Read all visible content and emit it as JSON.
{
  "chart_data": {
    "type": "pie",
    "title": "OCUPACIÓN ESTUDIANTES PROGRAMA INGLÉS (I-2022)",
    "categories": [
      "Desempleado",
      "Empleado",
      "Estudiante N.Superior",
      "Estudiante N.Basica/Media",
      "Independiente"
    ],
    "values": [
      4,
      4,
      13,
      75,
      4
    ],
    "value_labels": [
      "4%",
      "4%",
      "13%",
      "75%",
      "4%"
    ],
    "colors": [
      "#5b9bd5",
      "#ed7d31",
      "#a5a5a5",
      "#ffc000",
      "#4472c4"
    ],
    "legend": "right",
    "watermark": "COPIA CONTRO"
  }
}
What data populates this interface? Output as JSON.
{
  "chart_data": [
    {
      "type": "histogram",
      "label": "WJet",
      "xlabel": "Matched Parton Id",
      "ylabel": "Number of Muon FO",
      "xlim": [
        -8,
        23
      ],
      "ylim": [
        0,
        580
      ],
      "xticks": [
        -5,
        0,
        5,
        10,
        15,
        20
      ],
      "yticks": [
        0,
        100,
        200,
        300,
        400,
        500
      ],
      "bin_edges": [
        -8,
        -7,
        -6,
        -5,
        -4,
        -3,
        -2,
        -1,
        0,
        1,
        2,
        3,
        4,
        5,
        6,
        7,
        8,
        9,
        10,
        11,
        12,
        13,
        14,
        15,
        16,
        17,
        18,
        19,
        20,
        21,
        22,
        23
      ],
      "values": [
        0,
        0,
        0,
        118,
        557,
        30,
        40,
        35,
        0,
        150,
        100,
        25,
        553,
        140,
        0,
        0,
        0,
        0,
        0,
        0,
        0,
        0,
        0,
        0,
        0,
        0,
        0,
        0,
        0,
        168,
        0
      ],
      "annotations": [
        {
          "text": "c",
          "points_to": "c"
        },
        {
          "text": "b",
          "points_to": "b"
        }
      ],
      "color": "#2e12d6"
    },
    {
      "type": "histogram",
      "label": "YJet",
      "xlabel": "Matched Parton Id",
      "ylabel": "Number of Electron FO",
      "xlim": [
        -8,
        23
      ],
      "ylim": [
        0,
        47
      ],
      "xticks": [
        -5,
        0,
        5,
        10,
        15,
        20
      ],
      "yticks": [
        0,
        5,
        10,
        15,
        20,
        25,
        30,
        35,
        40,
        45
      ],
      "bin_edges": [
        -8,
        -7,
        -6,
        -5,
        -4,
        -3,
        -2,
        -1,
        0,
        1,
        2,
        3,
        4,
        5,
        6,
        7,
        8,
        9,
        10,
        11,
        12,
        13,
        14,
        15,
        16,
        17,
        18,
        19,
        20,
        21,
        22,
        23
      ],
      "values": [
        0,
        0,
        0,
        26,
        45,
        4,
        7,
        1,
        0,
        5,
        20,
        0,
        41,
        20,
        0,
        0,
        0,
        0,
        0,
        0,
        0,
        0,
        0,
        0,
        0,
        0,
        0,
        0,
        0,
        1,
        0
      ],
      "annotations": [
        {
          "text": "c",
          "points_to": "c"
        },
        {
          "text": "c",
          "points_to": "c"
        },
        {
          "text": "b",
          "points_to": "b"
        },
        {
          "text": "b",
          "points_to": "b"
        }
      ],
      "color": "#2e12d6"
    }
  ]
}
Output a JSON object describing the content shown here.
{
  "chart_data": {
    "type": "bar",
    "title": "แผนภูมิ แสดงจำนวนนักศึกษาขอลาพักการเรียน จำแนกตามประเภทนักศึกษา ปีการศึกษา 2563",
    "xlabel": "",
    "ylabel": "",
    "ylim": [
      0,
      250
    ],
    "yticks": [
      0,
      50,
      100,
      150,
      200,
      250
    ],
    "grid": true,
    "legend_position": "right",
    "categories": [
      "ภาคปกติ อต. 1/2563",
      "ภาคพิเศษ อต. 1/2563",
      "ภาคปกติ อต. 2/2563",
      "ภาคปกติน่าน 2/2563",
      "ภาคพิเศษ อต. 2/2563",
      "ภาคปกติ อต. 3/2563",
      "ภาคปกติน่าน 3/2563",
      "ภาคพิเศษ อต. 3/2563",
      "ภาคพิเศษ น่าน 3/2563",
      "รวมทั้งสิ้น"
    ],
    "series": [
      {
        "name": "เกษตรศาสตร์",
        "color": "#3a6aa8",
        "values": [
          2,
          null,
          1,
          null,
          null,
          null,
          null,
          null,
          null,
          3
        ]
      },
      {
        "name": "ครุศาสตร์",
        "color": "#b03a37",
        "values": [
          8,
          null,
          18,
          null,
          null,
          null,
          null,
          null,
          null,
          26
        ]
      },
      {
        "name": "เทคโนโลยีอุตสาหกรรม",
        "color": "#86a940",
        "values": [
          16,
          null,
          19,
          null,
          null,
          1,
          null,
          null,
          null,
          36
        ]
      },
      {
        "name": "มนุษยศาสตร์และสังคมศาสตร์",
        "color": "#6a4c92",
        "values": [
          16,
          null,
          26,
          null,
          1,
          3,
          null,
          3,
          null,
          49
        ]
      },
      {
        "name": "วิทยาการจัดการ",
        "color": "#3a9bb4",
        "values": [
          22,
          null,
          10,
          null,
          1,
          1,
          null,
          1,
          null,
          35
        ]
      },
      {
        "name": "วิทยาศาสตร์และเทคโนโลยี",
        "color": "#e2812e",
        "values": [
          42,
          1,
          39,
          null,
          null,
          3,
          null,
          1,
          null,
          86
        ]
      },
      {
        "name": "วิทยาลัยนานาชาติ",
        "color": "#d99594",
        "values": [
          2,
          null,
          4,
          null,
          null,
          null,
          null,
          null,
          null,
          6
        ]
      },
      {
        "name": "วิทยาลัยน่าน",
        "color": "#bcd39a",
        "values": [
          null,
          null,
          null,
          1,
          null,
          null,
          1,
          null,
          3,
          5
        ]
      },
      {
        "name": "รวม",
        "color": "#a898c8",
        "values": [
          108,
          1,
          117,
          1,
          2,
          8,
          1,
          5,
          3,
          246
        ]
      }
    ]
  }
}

________

▸ What is asked
Go through the records above and set each one down exactly, please.

▸ Written response
Read all visible content and emit it as JSON.
{
  "chart_data": {
    "type": "pie",
    "title": "OCUPACIÓN ESTUDIANTES PROGRAMA INGLÉS (I-2022)",
    "categories": [
      "Desempleado",
      "Empleado",
      "Estudiante N.Superior",
      "Estudiante N.Basica/Media",
      "Independiente"
    ],
    "values": [
      4,
      4,
      13,
      75,
      4
    ],
    "value_labels": [
      "4%",
      "4%",
      "13%",
      "75%",
      "4%"
    ],
    "colors": [
      "#5b9bd5",
      "#ed7d31",
      "#a5a5a5",
      "#ffc000",
      "#4472c4"
    ],
    "legend": "right",
    "watermark": "COPIA CONTRO"
  }
}
What data populates this interface? Output as JSON.
{
  "chart_data": [
    {
      "type": "histogram",
      "label": "WJet",
      "xlabel": "Matched Parton Id",
      "ylabel": "Number of Muon FO",
      "xlim": [
        -8,
        23
      ],
      "ylim": [
        0,
        580
      ],
      "xticks": [
        -5,
        0,
        5,
        10,
        15,
        20
      ],
      "yticks": [
        0,
        100,
        200,
        300,
        400,
        500
      ],
      "bin_edges": [
        -8,
        -7,
        -6,
        -5,
        -4,
        -3,
        -2,
        -1,
        0,
        1,
        2,
        3,
        4,
        5,
        6,
        7,
        8,
        9,
        10,
        11,
        12,
        13,
        14,
        15,
        16,
        17,
        18,
        19,
        20,
        21,
        22,
        23
      ],
      "values": [
        0,
        0,
        0,
        118,
        557,
        30,
        40,
        35,
        0,
        150,
        100,
        25,
        553,
        140,
        0,
        0,
        0,
        0,
        0,
        0,
        0,
        0,
        0,
        0,
        0,
        0,
        0,
        0,
        0,
        168,
        0
      ],
      "annotations": [
        {
          "text": "c",
          "points_to": "c"
        },
        {
          "text": "b",
          "points_to": "b"
        }
      ],
      "color": "#2e12d6"
    },
    {
      "type": "histogram",
      "label": "YJet",
      "xlabel": "Matched Parton Id",
      "ylabel": "Number of Electron FO",
      "xlim": [
        -8,
        23
      ],
      "ylim": [
        0,
        47
      ],
      "xticks": [
        -5,
        0,
        5,
        10,
        15,
        20
      ],
      "yticks": [
        0,
        5,
        10,
        15,
        20,
        25,
        30,
        35,
        40,
        45
      ],
      "bin_edges": [
        -8,
        -7,
        -6,
        -5,
        -4,
        -3,
        -2,
        -1,
        0,
        1,
        2,
        3,
        4,
        5,
        6,
        7,
        8,
        9,
        10,
        11,
        12,
        13,
        14,
        15,
        16,
        17,
        18,
        19,
        20,
        21,
        22,
        23
      ],
      "values": [
        0,
        0,
        0,
        26,
        45,
        4,
        7,
        1,
        0,
        5,
        20,
        0,
        41,
        20,
        0,
        0,
        0,
        0,
        0,
        0,
        0,
        0,
        0,
        0,
        0,
        0,
        0,
        0,
        0,
        1,
        0
      ],
      "annotations": [
        {
          "text": "c",
          "points_to": "c"
        },
        {
          "text": "c",
          "points_to": "c"
        },
        {
          "text": "b",
          "points_to": "b"
        },
        {
          "text": "b",
          "points_to": "b"
        }
      ],
      "color": "#2e12d6"
    }
  ]
}
Output a JSON object describing the content shown here.
{
  "chart_data": {
    "type": "bar",
    "title": "แผนภูมิ แสดงจำนวนนักศึกษาขอลาพักการเรียน จำแนกตามประเภทนักศึกษา ปีการศึกษา 2563",
    "xlabel": "",
    "ylabel": "",
    "ylim": [
      0,
      250
    ],
    "yticks": [
      0,
      50,
      100,
      150,
      200,
      250
    ],
    "grid": true,
    "legend_position": "right",
    "categories": [
      "ภาคปกติ อต. 1/2563",
      "ภาคพิเศษ อต. 1/2563",
      "ภาคปกติ อต. 2/2563",
      "ภาคปกติน่าน 2/2563",
      "ภาคพิเศษ อต. 2/2563",
      "ภาคปกติ อต. 3/2563",
      "ภาคปกติน่าน 3/2563",
      "ภาคพิเศษ อต. 3/2563",
      "ภาคพิเศษ น่าน 3/2563",
      "รวมทั้งสิ้น"
    ],
    "series": [
      {
        "name": "เกษตรศาสตร์",
        "color": "#3a6aa8",
        "values": [
          2,
          null,
          1,
          null,
          null,
          null,
          null,
          null,
          null,
          3
        ]
      },
      {
        "name": "ครุศาสตร์",
        "color": "#b03a37",
        "values": [
          8,
          null,
          18,
          null,
          null,
          null,
          null,
          null,
          null,
          26
        ]
      },
      {
        "name": "เทคโนโลยีอุตสาหกรรม",
        "color": "#86a940",
        "values": [
          16,
          null,
          19,
          null,
          null,
          1,
          null,
          null,
          null,
          36
        ]
      },
      {
        "name": "มนุษยศาสตร์และสังคมศาสตร์",
        "color": "#6a4c92",
        "values": [
          16,
          null,
          26,
          null,
          1,
          3,
          null,
          3,
          null,
          49
        ]
      },
      {
        "name": "วิทยาการจัดการ",
        "color": "#3a9bb4",
        "values": [
          22,
          null,
          10,
          null,
          1,
          1,
          null,
          1,
          null,
          35
        ]
      },
      {
        "name": "วิทยาศาสตร์และเทคโนโลยี",
        "color": "#e2812e",
        "values": [
          42,
          1,
          39,
          null,
          null,
          3,
          null,
          1,
          null,
          86
        ]
      },
      {
        "name": "วิทยาลัยนานาชาติ",
        "color": "#d99594",
        "values": [
          2,
          null,
          4,
          null,
          null,
          null,
          null,
          null,
          null,
          6
        ]
      },
      {
        "name": "วิทยาลัยน่าน",
        "color": "#bcd39a",
        "values": [
          null,
          null,
          null,
          1,
          null,
          null,
          1,
          null,
          3,
          5
        ]
      },
      {
        "name": "รวม",
        "color": "#a898c8",
        "values": [
          108,
          1,
          117,
          1,
          2,
          8,
          1,
          5,
          3,
          246
        ]
      }
    ]
  }
}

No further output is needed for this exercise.